**Aim of the task**.
Say how many lines contain the word "this". Only the number should be given.

______________________________

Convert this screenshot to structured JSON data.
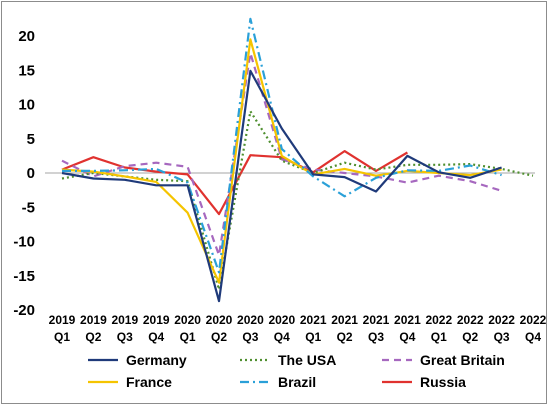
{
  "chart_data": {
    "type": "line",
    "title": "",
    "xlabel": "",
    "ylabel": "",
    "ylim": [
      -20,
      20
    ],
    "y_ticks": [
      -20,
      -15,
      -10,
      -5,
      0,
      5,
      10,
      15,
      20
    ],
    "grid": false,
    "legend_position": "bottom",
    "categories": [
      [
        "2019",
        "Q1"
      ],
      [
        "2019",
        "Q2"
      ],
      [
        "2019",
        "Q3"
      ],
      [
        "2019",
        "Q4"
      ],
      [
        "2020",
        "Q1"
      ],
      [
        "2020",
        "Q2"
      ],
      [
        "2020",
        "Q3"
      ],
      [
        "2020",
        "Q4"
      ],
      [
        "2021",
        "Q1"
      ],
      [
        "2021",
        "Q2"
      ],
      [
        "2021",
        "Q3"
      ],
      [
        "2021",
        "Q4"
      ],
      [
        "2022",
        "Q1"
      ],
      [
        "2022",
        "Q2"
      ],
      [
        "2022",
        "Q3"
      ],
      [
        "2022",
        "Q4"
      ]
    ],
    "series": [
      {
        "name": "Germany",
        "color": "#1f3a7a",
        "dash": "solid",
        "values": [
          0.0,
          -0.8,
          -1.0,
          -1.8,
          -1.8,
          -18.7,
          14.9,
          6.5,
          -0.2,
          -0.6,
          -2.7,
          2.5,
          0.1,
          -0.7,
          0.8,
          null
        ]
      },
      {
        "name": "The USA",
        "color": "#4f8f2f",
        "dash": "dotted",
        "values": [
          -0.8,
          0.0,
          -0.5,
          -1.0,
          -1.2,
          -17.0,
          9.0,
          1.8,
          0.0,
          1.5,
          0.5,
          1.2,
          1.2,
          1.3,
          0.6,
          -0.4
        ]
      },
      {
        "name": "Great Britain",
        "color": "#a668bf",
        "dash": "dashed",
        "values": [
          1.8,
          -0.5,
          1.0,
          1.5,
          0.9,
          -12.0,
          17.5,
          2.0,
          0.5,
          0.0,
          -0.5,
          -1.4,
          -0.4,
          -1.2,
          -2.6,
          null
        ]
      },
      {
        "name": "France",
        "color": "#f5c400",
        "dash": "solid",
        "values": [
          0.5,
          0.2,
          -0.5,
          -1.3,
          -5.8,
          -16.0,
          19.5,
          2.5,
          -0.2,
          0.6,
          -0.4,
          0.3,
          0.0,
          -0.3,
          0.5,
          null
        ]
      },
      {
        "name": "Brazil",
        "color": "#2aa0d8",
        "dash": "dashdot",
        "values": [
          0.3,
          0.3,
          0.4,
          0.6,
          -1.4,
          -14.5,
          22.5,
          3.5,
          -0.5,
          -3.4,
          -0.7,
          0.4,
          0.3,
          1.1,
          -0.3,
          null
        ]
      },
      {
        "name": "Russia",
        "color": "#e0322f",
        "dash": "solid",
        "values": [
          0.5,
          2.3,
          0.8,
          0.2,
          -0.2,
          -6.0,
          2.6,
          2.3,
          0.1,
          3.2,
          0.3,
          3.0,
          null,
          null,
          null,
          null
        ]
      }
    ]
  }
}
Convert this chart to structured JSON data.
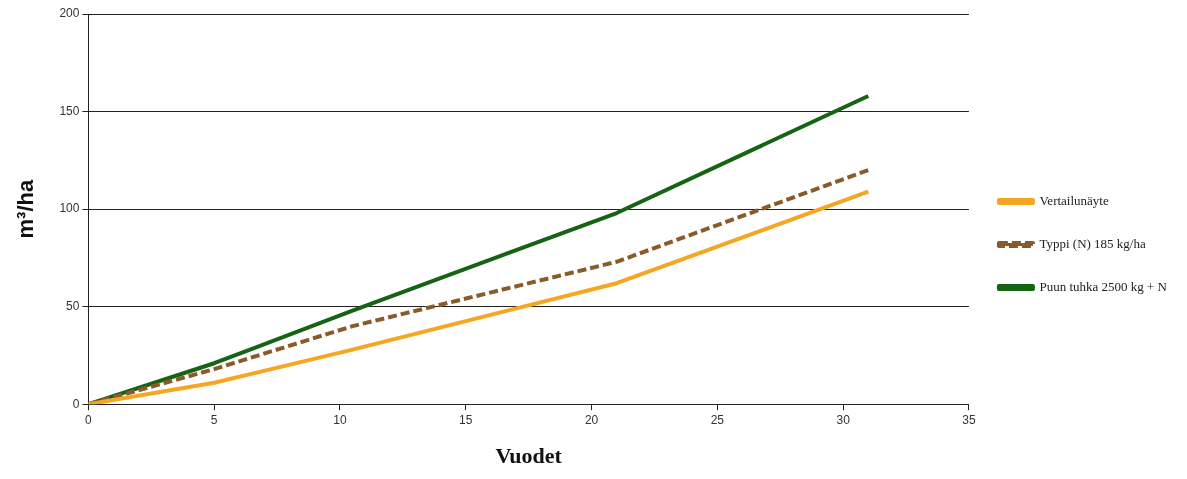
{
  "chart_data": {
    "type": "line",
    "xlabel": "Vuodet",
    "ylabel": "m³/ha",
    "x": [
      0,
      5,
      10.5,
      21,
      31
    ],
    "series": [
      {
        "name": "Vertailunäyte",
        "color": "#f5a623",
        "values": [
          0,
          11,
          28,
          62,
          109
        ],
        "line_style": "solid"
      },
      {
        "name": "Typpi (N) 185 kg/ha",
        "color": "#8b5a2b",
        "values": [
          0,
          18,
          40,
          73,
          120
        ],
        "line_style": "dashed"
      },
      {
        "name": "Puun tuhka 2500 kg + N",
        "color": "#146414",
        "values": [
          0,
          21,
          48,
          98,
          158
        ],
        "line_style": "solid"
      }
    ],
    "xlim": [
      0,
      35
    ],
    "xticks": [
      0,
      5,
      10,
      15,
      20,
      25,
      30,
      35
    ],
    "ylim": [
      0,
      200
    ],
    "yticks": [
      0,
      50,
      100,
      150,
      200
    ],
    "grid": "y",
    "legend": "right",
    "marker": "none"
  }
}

______________________________

**Written response**.
2